• _Directions_
Return the data exactly, apart from leaving out the pictures.
=== Begin Enclosure ===
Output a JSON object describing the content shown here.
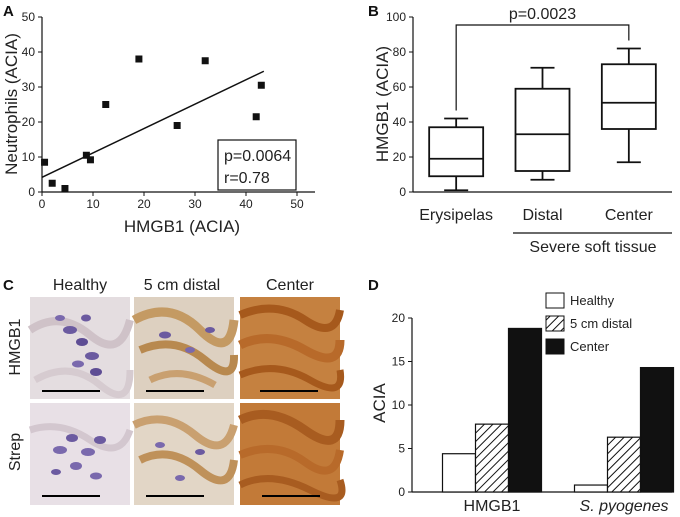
{
  "panel_letters": {
    "a": "A",
    "b": "B",
    "c": "C",
    "d": "D"
  },
  "chart_data": [
    {
      "panel": "A",
      "type": "scatter",
      "xlabel": "HMGB1 (ACIA)",
      "ylabel": "Neutrophils (ACIA)",
      "xlim": [
        0,
        50
      ],
      "ylim": [
        0,
        50
      ],
      "xticks": [
        "0",
        "10",
        "20",
        "30",
        "40",
        "50"
      ],
      "yticks": [
        "0",
        "10",
        "20",
        "30",
        "40",
        "50"
      ],
      "points": [
        {
          "x": 0.5,
          "y": 8.5
        },
        {
          "x": 2,
          "y": 2.5
        },
        {
          "x": 4.5,
          "y": 1
        },
        {
          "x": 8.7,
          "y": 10.5
        },
        {
          "x": 9.5,
          "y": 9.2
        },
        {
          "x": 12.5,
          "y": 25
        },
        {
          "x": 19,
          "y": 38
        },
        {
          "x": 26.5,
          "y": 19
        },
        {
          "x": 32,
          "y": 37.5
        },
        {
          "x": 42,
          "y": 21.5
        },
        {
          "x": 43,
          "y": 30.5
        }
      ],
      "regression": {
        "x0": 0,
        "y0": 4.2,
        "x1": 43.5,
        "y1": 34.5
      },
      "stats": [
        "p=0.0064",
        "r=0.78"
      ],
      "grid": false
    },
    {
      "panel": "B",
      "type": "box",
      "ylabel": "HMGB1 (ACIA)",
      "ylim": [
        0,
        100
      ],
      "yticks": [
        "0",
        "20",
        "40",
        "60",
        "80",
        "100"
      ],
      "categories": [
        "Erysipelas",
        "Distal",
        "Center"
      ],
      "group_label": "Severe soft tissue",
      "boxes": [
        {
          "min": 1,
          "q1": 9,
          "median": 19,
          "q3": 37,
          "max": 42
        },
        {
          "min": 7,
          "q1": 12,
          "median": 33,
          "q3": 59,
          "max": 71
        },
        {
          "min": 17,
          "q1": 36,
          "median": 51,
          "q3": 73,
          "max": 82
        }
      ],
      "significance": {
        "from": "Erysipelas",
        "to": "Center",
        "label": "p=0.0023"
      }
    },
    {
      "panel": "D",
      "type": "bar",
      "ylabel": "ACIA",
      "ylim": [
        0,
        20
      ],
      "yticks": [
        "0",
        "5",
        "10",
        "15",
        "20"
      ],
      "categories": [
        "HMGB1",
        "S. pyogenes"
      ],
      "series": [
        {
          "name": "Healthy",
          "values": [
            4.4,
            0.8
          ]
        },
        {
          "name": "5 cm distal",
          "values": [
            7.8,
            6.3
          ]
        },
        {
          "name": "Center",
          "values": [
            18.8,
            14.3
          ]
        }
      ],
      "legend_position": "top-right",
      "grid": false
    }
  ],
  "micrographs": {
    "columns": [
      "Healthy",
      "5 cm distal",
      "Center"
    ],
    "rows": [
      "HMGB1",
      "Strep"
    ]
  },
  "colors": {
    "healthy_tissue": "#d8d0dc",
    "nuclei": "#6b5aa0",
    "distal_tissue": "#c9a070",
    "center_tissue": "#b86a2a"
  }
}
=== End Enclosure ===
• _Solved exercise_
Output a JSON object describing the content shown here.
{
  "panel_letters": {
    "a": "A",
    "b": "B",
    "c": "C",
    "d": "D"
  },
  "chart_data": [
    {
      "panel": "A",
      "type": "scatter",
      "xlabel": "HMGB1 (ACIA)",
      "ylabel": "Neutrophils (ACIA)",
      "xlim": [
        0,
        50
      ],
      "ylim": [
        0,
        50
      ],
      "xticks": [
        "0",
        "10",
        "20",
        "30",
        "40",
        "50"
      ],
      "yticks": [
        "0",
        "10",
        "20",
        "30",
        "40",
        "50"
      ],
      "points": [
        {
          "x": 0.5,
          "y": 8.5
        },
        {
          "x": 2,
          "y": 2.5
        },
        {
          "x": 4.5,
          "y": 1
        },
        {
          "x": 8.7,
          "y": 10.5
        },
        {
          "x": 9.5,
          "y": 9.2
        },
        {
          "x": 12.5,
          "y": 25
        },
        {
          "x": 19,
          "y": 38
        },
        {
          "x": 26.5,
          "y": 19
        },
        {
          "x": 32,
          "y": 37.5
        },
        {
          "x": 42,
          "y": 21.5
        },
        {
          "x": 43,
          "y": 30.5
        }
      ],
      "regression": {
        "x0": 0,
        "y0": 4.2,
        "x1": 43.5,
        "y1": 34.5
      },
      "stats": [
        "p=0.0064",
        "r=0.78"
      ],
      "grid": false
    },
    {
      "panel": "B",
      "type": "box",
      "ylabel": "HMGB1 (ACIA)",
      "ylim": [
        0,
        100
      ],
      "yticks": [
        "0",
        "20",
        "40",
        "60",
        "80",
        "100"
      ],
      "categories": [
        "Erysipelas",
        "Distal",
        "Center"
      ],
      "group_label": "Severe soft tissue",
      "boxes": [
        {
          "min": 1,
          "q1": 9,
          "median": 19,
          "q3": 37,
          "max": 42
        },
        {
          "min": 7,
          "q1": 12,
          "median": 33,
          "q3": 59,
          "max": 71
        },
        {
          "min": 17,
          "q1": 36,
          "median": 51,
          "q3": 73,
          "max": 82
        }
      ],
      "significance": {
        "from": "Erysipelas",
        "to": "Center",
        "label": "p=0.0023"
      }
    },
    {
      "panel": "D",
      "type": "bar",
      "ylabel": "ACIA",
      "ylim": [
        0,
        20
      ],
      "yticks": [
        "0",
        "5",
        "10",
        "15",
        "20"
      ],
      "categories": [
        "HMGB1",
        "S. pyogenes"
      ],
      "series": [
        {
          "name": "Healthy",
          "values": [
            4.4,
            0.8
          ]
        },
        {
          "name": "5 cm distal",
          "values": [
            7.8,
            6.3
          ]
        },
        {
          "name": "Center",
          "values": [
            18.8,
            14.3
          ]
        }
      ],
      "legend_position": "top-right",
      "grid": false
    }
  ],
  "micrographs": {
    "columns": [
      "Healthy",
      "5 cm distal",
      "Center"
    ],
    "rows": [
      "HMGB1",
      "Strep"
    ]
  },
  "colors": {
    "healthy_tissue": "#d8d0dc",
    "nuclei": "#6b5aa0",
    "distal_tissue": "#c9a070",
    "center_tissue": "#b86a2a"
  }
}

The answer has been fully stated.